§ WRITTEN EXERCISE
Retype the listing below word for word, starting with the line that contains "in the image" and going on through the line that contains "legend-label: 1960 — [981, 408, 1013, 425]", both lines included. Leave the pictures out.

§ MATERIAL SUPPLIED

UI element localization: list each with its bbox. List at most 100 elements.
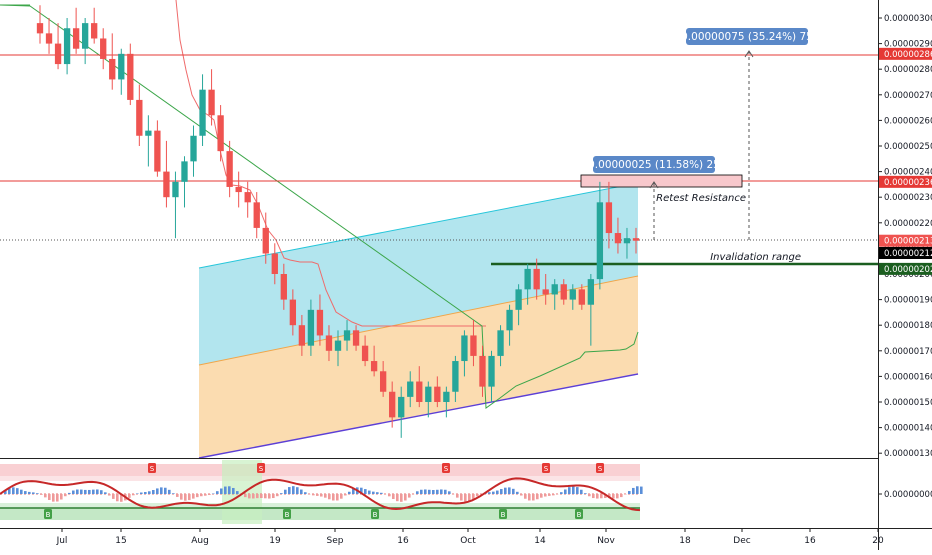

...

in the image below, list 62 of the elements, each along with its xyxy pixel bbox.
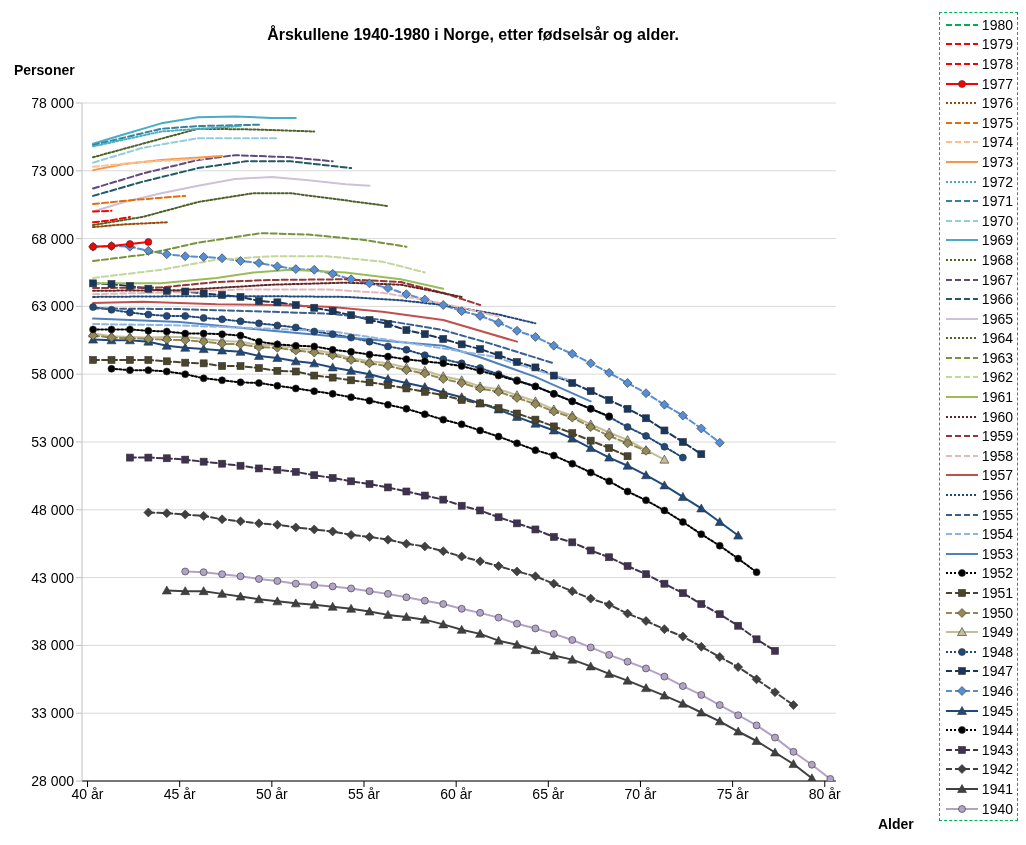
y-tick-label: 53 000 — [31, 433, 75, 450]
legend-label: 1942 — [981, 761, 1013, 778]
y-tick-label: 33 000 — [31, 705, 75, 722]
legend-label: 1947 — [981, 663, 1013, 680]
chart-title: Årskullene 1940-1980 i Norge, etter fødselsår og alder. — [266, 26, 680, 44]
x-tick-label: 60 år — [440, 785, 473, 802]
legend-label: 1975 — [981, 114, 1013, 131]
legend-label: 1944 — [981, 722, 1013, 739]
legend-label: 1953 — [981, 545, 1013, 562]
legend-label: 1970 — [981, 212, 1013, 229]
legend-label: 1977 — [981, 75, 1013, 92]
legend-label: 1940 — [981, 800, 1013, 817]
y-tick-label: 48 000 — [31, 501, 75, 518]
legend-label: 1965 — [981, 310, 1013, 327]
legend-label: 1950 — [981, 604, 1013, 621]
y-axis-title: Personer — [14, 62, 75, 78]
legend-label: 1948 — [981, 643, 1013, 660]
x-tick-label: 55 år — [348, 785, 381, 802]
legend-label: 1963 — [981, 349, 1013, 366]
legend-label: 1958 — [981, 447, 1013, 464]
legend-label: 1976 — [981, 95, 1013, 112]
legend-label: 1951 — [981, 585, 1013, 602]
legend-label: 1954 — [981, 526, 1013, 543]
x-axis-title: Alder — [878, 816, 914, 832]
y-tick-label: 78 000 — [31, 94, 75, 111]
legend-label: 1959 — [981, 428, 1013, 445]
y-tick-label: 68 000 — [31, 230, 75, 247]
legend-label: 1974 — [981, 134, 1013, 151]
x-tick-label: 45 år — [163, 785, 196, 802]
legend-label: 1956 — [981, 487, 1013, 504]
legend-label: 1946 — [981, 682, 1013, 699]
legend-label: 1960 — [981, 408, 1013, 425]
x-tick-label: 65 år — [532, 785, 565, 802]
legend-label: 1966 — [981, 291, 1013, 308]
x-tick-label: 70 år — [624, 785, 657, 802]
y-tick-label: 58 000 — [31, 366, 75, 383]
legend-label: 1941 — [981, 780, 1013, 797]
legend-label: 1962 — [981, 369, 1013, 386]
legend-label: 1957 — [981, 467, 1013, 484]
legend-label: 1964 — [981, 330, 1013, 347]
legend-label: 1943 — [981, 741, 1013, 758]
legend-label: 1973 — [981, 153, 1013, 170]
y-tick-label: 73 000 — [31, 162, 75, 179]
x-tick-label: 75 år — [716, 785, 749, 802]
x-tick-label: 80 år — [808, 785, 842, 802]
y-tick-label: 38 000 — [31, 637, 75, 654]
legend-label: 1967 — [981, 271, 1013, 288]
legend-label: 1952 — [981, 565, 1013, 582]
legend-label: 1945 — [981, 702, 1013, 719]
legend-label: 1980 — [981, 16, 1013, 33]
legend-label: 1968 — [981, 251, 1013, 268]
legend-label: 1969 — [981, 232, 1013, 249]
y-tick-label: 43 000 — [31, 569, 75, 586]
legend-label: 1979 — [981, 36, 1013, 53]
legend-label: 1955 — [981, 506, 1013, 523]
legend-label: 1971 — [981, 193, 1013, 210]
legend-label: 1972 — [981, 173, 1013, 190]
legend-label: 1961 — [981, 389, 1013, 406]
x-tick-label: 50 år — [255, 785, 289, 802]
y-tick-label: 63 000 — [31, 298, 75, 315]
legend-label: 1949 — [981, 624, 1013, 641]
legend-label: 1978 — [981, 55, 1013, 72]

§ TASK OUTPUT
in the image below, list 62 of the elements, each along with its xyxy pixel bbox.
y-tick-label: 53 000 — [31, 433, 75, 450]
legend-label: 1942 — [981, 761, 1013, 778]
y-tick-label: 33 000 — [31, 705, 75, 722]
legend-label: 1947 — [981, 663, 1013, 680]
chart-title: Årskullene 1940-1980 i Norge, etter fødselsår og alder. — [266, 26, 680, 44]
x-tick-label: 60 år — [440, 785, 473, 802]
legend-label: 1975 — [981, 114, 1013, 131]
legend-label: 1944 — [981, 722, 1013, 739]
legend-label: 1953 — [981, 545, 1013, 562]
legend-label: 1970 — [981, 212, 1013, 229]
legend-label: 1977 — [981, 75, 1013, 92]
legend-label: 1940 — [981, 800, 1013, 817]
y-tick-label: 48 000 — [31, 501, 75, 518]
legend-label: 1965 — [981, 310, 1013, 327]
legend-label: 1950 — [981, 604, 1013, 621]
y-axis-title: Personer — [14, 62, 75, 78]
legend-label: 1948 — [981, 643, 1013, 660]
x-tick-label: 55 år — [348, 785, 381, 802]
legend-label: 1963 — [981, 349, 1013, 366]
legend-label: 1958 — [981, 447, 1013, 464]
legend-label: 1976 — [981, 95, 1013, 112]
legend-label: 1951 — [981, 585, 1013, 602]
legend-label: 1954 — [981, 526, 1013, 543]
x-axis-title: Alder — [878, 816, 914, 832]
y-tick-label: 78 000 — [31, 94, 75, 111]
legend-label: 1959 — [981, 428, 1013, 445]
y-tick-label: 68 000 — [31, 230, 75, 247]
legend-label: 1974 — [981, 134, 1013, 151]
x-tick-label: 45 år — [163, 785, 196, 802]
legend-label: 1956 — [981, 487, 1013, 504]
legend-label: 1946 — [981, 682, 1013, 699]
legend-label: 1960 — [981, 408, 1013, 425]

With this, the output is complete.